**TEXTE**

En décembre 1914, à La Haye, Carl Krämer ? consul général d’Allemagne et intermédiaire du service secret ? engage Mata Hari. Vedette de spectacle, polyglotte, elle voyage beaucoup et sera donc moins suspectée de se rendre d’un pays à l’autre… Elle accepte 30.000 marks pour rapporter des informations de France. En janvier 1915, le contre-espionnage français qui la suit s’inquiète de ses activités; mais on ne relève aucun grief contre elle. Elle vend son hôtel luxueux de Neuilly-sur-Seine et choisit de retourner à La Haye vivre une vie plus modeste.

**TRAVAIL DEMANDÉ**
1) D'après le texte sur Mata Hari, quelle somme accepte-t-elle pour rapporter des informations de France ?
2) Relevez tous les noms de lieux (villes et pays) cités dans le texte sur Mata Hari.
3) Rédigez la suite du texte sur Mata Hari, à partir de sa dernière phrase.
Les entrées ci-dessous viennent d'une autre source.

**ENTRÉES EXTRAITES**
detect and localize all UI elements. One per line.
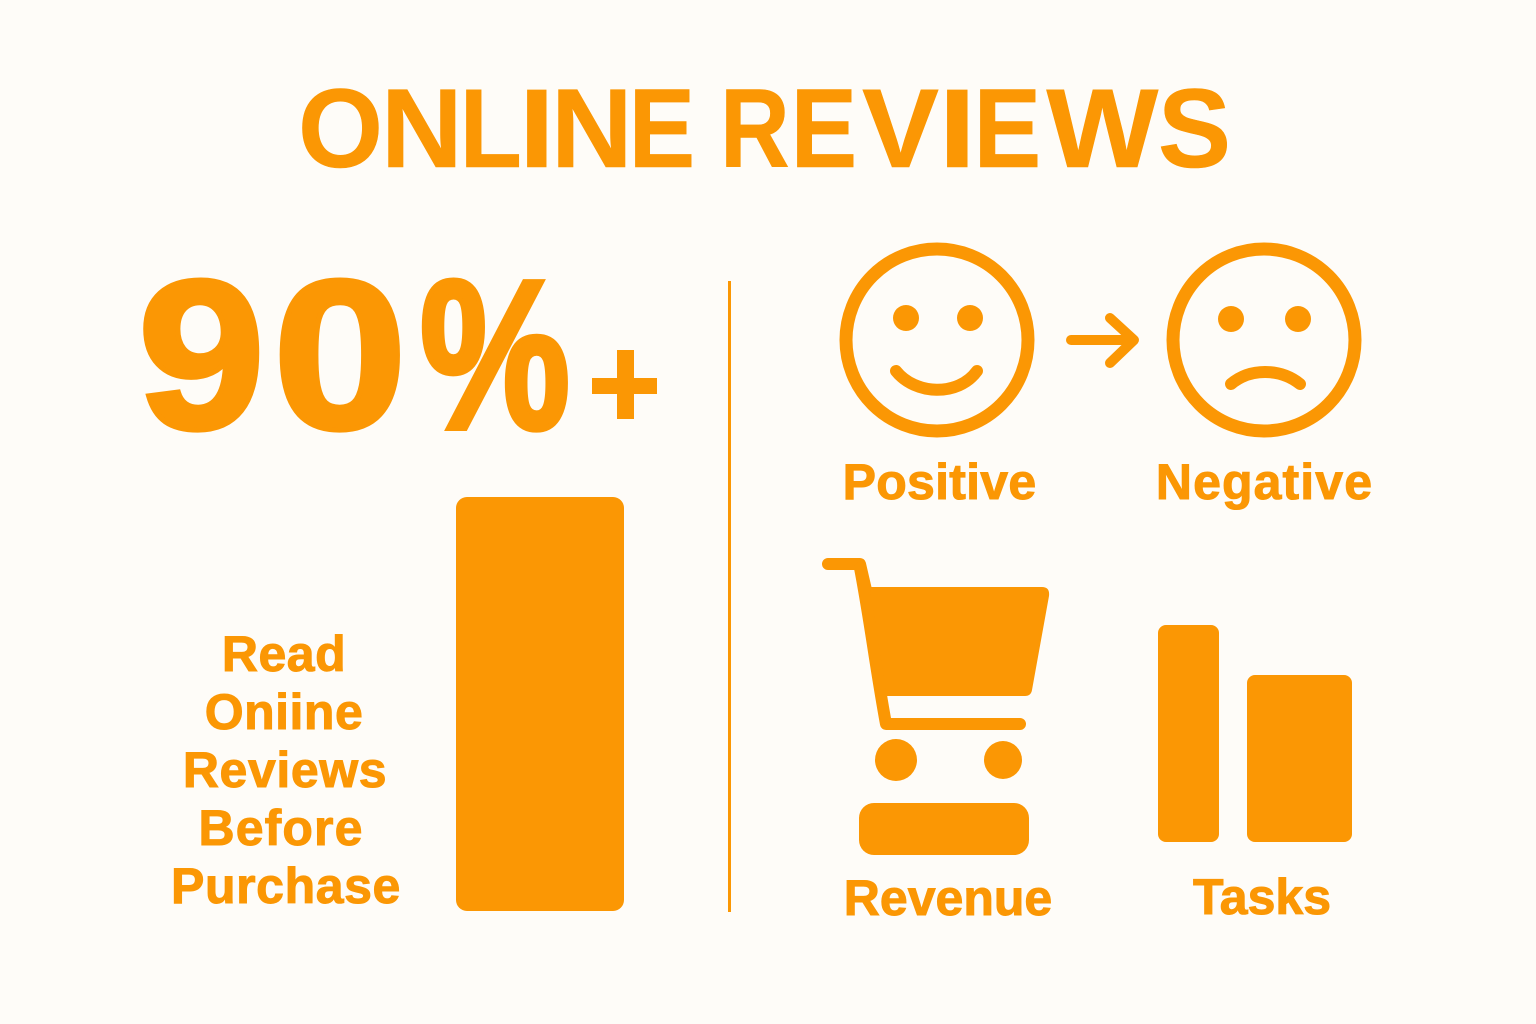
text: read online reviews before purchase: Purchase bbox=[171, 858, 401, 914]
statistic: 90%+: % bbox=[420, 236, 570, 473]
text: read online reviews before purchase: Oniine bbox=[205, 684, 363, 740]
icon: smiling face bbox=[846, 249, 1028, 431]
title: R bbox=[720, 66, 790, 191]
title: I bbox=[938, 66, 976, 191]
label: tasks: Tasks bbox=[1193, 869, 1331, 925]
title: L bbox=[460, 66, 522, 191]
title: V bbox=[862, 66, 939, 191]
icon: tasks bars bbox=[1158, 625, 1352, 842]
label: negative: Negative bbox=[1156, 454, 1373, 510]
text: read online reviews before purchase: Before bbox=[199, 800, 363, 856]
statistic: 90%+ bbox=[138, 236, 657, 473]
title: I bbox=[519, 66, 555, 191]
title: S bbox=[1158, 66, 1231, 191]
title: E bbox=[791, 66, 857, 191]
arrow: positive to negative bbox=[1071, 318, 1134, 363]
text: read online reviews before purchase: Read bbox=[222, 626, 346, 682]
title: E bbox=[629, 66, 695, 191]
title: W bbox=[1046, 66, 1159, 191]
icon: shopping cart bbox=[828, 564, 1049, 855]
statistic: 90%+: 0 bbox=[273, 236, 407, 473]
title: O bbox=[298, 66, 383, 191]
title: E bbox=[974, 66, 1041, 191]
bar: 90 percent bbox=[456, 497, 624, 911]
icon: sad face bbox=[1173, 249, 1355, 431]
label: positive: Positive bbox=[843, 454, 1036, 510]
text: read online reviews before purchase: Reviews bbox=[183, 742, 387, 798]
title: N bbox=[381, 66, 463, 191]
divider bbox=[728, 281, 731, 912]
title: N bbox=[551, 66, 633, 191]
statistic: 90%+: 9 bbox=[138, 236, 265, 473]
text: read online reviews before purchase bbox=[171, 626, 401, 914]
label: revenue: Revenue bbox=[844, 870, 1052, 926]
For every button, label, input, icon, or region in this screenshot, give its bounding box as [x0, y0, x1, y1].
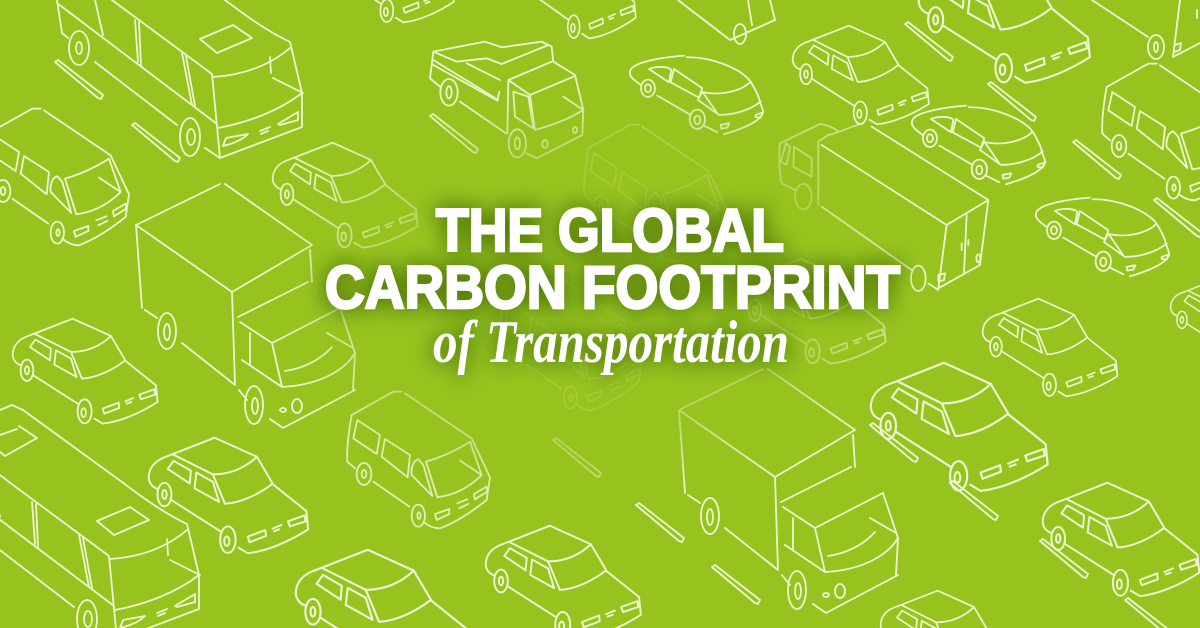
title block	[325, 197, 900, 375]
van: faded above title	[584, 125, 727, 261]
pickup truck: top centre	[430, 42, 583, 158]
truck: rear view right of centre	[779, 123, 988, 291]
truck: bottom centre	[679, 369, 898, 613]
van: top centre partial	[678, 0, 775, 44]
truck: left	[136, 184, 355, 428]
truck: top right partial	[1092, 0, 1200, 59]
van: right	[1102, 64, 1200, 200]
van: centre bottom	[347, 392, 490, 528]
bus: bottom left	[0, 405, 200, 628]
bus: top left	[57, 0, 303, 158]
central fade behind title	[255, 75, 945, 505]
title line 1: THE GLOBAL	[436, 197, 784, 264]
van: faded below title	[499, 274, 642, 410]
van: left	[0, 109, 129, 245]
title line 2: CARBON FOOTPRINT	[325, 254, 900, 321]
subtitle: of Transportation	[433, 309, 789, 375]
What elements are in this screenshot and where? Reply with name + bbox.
...
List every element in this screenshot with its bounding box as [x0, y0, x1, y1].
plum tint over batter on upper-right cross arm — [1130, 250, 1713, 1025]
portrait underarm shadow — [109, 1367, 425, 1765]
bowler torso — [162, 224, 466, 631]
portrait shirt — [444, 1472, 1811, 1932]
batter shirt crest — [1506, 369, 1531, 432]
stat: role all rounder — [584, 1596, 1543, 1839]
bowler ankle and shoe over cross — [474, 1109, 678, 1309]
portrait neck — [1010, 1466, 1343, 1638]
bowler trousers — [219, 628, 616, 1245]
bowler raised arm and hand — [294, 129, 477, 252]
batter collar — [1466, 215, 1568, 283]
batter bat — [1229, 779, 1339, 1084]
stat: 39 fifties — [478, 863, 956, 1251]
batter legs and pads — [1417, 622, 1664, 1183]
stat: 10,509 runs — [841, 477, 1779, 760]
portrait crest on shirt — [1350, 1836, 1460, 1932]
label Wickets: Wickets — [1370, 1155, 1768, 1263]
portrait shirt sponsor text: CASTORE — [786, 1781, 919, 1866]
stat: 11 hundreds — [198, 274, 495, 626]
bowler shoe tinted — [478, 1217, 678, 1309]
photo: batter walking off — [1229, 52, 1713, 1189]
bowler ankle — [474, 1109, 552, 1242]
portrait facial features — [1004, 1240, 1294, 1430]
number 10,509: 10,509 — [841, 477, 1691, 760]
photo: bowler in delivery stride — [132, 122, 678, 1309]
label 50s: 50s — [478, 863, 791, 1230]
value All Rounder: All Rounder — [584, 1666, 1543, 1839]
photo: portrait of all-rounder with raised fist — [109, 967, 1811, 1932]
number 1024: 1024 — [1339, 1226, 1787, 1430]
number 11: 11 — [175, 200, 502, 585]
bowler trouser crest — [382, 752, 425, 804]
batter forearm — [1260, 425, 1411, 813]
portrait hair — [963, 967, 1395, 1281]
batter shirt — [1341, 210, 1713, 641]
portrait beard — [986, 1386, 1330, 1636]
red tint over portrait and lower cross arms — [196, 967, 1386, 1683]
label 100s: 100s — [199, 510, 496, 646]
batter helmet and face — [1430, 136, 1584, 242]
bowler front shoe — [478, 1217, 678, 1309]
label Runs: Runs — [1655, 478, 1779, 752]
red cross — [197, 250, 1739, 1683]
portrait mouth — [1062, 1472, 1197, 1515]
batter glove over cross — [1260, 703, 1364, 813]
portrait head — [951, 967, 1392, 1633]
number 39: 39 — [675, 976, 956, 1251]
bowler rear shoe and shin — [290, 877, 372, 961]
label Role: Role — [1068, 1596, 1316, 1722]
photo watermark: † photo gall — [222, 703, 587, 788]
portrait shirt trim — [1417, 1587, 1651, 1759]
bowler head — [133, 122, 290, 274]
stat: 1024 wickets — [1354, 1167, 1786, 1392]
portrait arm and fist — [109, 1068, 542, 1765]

**RÉPONSES**
1) 30.000 marks.

2) La Haye, Allemagne, France, Neuilly-sur-Seine

3)
En novembre, Krämer se rend chez Mata Hari et lui propose encore 20.000 francs pour ramener des renseignements de Paris. Elle accepte, devenant cette fois officiellement l’agent «H. 21». Elle reçoit trois fioles (une encre secrète et ses révélateurs) pour rédiger ses rapports. Mata Hari s’embarque pour la France, via l’Angleterre. Lorsque son bateau est arraisonné par les Anglais, elle jette ses fioles par-dessus bord. On la force à débarquer à Folkestone pour être interrogée par le «MI 5»[1] qui désire connaître son identité véritable. On la libère. Le 3 décembre, elle est à Paris et fréquente nombre d’officiers, ainsi que le marquis Pierre de Clergerie qui chiffre les messages du Quai d’Orsay. Inutile de préciser qu’elle est filée par les inspecteurs de la Sûreté générale…

Le 10 janvier 1916, Mata Hari opte pour le retour en Hollande via Barcelone et Lisbonne. En Espagne, elle est conjointement surveillée par les Anglais et les Français… En février, un rapport du «MI 5» s’inquiète de la personnalité trouble de la danseuse.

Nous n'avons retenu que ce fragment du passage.